> Extracted data
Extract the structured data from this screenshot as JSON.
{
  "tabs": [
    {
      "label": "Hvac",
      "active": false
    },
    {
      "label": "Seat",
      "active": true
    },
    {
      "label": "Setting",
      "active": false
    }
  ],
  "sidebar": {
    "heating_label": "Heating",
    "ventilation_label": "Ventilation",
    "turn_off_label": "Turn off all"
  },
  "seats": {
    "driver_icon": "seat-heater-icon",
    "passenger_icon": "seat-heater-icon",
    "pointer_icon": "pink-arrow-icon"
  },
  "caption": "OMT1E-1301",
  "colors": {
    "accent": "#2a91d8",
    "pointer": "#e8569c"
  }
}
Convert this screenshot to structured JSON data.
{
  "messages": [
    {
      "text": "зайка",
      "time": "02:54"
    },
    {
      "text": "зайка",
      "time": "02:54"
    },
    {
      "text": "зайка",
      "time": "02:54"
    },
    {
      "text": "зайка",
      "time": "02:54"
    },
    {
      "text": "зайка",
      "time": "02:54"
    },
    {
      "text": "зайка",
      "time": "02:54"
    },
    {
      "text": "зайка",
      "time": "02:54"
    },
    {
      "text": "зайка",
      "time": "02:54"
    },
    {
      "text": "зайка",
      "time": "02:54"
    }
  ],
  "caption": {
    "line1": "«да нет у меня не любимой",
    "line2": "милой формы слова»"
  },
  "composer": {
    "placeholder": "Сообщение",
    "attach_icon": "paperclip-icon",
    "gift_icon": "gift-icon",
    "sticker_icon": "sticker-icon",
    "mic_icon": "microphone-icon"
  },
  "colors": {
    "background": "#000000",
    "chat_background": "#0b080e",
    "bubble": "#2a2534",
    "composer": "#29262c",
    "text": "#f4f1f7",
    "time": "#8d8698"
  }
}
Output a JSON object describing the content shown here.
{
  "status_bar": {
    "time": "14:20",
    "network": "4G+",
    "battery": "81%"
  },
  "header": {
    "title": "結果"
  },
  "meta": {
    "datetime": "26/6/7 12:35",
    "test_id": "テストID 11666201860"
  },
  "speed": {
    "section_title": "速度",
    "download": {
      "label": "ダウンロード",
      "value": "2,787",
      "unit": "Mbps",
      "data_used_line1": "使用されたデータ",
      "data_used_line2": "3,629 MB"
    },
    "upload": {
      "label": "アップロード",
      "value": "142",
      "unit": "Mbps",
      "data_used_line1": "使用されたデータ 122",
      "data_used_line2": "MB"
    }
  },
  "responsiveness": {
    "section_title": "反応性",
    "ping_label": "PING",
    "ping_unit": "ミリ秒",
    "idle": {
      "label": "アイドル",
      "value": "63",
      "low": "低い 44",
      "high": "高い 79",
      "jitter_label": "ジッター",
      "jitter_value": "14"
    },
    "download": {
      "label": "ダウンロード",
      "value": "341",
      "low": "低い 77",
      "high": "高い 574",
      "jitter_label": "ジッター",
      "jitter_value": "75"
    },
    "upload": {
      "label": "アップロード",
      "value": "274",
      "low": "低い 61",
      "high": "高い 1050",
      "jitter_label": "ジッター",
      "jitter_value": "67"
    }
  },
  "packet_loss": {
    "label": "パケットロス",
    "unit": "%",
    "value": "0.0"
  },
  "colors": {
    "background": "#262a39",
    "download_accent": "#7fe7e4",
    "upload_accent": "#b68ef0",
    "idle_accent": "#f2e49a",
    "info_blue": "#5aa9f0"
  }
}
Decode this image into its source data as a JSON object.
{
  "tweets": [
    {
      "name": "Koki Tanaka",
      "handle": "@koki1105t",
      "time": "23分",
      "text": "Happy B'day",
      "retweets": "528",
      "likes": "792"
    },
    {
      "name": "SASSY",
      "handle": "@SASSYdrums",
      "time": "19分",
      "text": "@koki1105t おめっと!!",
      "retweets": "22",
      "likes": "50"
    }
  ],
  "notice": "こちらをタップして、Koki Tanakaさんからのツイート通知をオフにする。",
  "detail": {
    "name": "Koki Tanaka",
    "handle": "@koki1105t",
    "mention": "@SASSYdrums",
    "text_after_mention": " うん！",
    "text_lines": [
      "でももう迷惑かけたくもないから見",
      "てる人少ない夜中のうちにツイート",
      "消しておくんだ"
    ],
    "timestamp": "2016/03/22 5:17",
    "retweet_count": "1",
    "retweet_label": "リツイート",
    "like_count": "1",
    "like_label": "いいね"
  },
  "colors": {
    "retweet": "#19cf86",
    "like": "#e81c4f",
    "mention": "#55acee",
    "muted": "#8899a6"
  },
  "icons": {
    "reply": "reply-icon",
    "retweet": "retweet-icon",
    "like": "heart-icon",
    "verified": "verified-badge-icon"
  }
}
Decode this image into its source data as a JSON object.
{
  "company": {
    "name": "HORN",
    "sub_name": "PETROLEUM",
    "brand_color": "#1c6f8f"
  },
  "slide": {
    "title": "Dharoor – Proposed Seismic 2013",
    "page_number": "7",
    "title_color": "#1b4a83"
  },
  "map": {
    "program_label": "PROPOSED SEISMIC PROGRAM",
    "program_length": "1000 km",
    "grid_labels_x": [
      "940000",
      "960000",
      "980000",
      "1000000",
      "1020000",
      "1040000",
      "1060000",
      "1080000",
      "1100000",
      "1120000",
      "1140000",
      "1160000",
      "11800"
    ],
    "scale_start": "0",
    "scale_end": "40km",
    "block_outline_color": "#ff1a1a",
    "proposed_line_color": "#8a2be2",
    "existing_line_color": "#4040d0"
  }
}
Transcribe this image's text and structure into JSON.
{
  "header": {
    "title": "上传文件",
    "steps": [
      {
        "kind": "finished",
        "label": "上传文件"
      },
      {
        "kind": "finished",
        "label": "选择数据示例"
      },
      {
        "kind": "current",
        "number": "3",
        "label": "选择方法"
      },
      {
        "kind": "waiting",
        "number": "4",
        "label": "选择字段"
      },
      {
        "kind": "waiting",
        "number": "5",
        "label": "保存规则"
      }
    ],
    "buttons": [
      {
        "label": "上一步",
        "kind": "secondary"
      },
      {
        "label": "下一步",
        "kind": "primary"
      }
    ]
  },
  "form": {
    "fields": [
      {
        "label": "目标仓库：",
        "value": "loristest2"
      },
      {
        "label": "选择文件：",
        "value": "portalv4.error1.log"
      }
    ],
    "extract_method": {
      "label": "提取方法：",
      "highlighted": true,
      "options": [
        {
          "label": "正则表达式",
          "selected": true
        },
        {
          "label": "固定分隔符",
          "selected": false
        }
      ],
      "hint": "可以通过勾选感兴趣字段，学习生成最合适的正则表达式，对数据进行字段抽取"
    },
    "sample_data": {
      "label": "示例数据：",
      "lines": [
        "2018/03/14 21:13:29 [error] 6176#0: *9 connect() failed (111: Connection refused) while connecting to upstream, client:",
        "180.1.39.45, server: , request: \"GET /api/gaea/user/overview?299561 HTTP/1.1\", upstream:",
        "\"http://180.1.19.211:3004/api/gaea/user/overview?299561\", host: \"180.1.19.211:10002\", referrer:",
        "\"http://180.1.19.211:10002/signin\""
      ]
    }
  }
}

> What is needed
In the entries above, find each line with the string "this" and copy it.

> Response below
Extract the structured data from this screenshot as JSON.
Convert this screenshot to structured JSON data.
Decode this image into its source data as a JSON object.
Decode this image into its source data as a JSON object.
Transcribe this image's text and structure into JSON.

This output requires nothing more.